(Collected data entries)
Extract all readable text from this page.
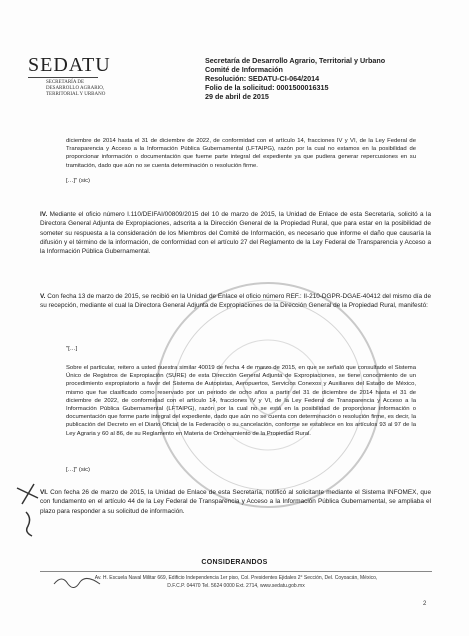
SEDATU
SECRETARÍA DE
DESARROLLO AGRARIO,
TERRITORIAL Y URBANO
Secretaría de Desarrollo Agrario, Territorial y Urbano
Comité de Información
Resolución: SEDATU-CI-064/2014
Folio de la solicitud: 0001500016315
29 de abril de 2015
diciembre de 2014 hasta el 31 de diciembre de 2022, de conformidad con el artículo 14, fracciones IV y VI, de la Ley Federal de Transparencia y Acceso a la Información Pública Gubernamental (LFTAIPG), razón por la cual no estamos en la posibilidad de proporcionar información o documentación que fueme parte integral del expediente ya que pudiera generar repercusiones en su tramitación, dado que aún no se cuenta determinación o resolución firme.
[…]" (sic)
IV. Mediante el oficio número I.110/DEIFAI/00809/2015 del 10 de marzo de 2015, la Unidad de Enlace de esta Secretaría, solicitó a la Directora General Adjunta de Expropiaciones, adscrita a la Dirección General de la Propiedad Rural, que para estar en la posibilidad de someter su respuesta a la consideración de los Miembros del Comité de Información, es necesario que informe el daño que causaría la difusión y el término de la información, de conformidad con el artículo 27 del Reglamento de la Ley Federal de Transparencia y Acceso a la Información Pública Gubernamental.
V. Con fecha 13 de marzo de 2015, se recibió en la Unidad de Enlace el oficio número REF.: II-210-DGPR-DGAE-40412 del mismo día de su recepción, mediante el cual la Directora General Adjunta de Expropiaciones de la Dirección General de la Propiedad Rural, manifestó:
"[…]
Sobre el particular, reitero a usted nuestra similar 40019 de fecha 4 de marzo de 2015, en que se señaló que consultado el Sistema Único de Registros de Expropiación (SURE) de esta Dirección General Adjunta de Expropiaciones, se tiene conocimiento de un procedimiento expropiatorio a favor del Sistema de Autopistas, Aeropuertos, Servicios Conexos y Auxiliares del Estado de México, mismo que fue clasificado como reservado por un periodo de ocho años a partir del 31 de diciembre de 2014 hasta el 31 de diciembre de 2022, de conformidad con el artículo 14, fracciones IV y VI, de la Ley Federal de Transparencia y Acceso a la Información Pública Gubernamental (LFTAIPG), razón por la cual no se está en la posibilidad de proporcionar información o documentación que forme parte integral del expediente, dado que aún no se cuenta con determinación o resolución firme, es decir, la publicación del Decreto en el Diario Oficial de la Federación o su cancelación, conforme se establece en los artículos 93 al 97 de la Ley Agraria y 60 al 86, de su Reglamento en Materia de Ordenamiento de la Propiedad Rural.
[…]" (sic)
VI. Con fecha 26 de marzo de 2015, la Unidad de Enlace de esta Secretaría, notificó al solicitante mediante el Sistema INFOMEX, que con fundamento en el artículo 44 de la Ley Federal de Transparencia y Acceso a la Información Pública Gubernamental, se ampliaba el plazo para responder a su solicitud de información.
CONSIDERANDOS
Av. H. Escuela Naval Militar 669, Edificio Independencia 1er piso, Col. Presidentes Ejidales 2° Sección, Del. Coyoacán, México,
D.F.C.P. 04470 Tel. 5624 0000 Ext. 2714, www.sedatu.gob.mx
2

=== Aim ===
Gather up the lines containing the word "LFTAIPG" from these records and copy them.

=== Response below ===
diciembre de 2014 hasta el 31 de diciembre de 2022, de conformidad con el artículo 14, fracciones IV y VI, de la Ley Federal de Transparencia y Acceso a la Información Pública Gubernamental (LFTAIPG), razón por la cual no estamos en la posibilidad de proporcionar información o documentación que fueme parte integral del expediente ya que pudiera generar repercusiones en su tramitación, dado que aún no se cuenta determinación o resolución firme.
Sobre el particular, reitero a usted nuestra similar 40019 de fecha 4 de marzo de 2015, en que se señaló que consultado el Sistema Único de Registros de Expropiación (SURE) de esta Dirección General Adjunta de Expropiaciones, se tiene conocimiento de un procedimiento expropiatorio a favor del Sistema de Autopistas, Aeropuertos, Servicios Conexos y Auxiliares del Estado de México, mismo que fue clasificado como reservado por un periodo de ocho años a partir del 31 de diciembre de 2014 hasta el 31 de diciembre de 2022, de conformidad con el artículo 14, fracciones IV y VI, de la Ley Federal de Transparencia y Acceso a la Información Pública Gubernamental (LFTAIPG), razón por la cual no se está en la posibilidad de proporcionar información o documentación que forme parte integral del expediente, dado que aún no se cuenta con determinación o resolución firme, es decir, la publicación del Decreto en el Diario Oficial de la Federación o su cancelación, conforme se establece en los artículos 93 al 97 de la Ley Agraria y 60 al 86, de su Reglamento en Materia de Ordenamiento de la Propiedad Rural.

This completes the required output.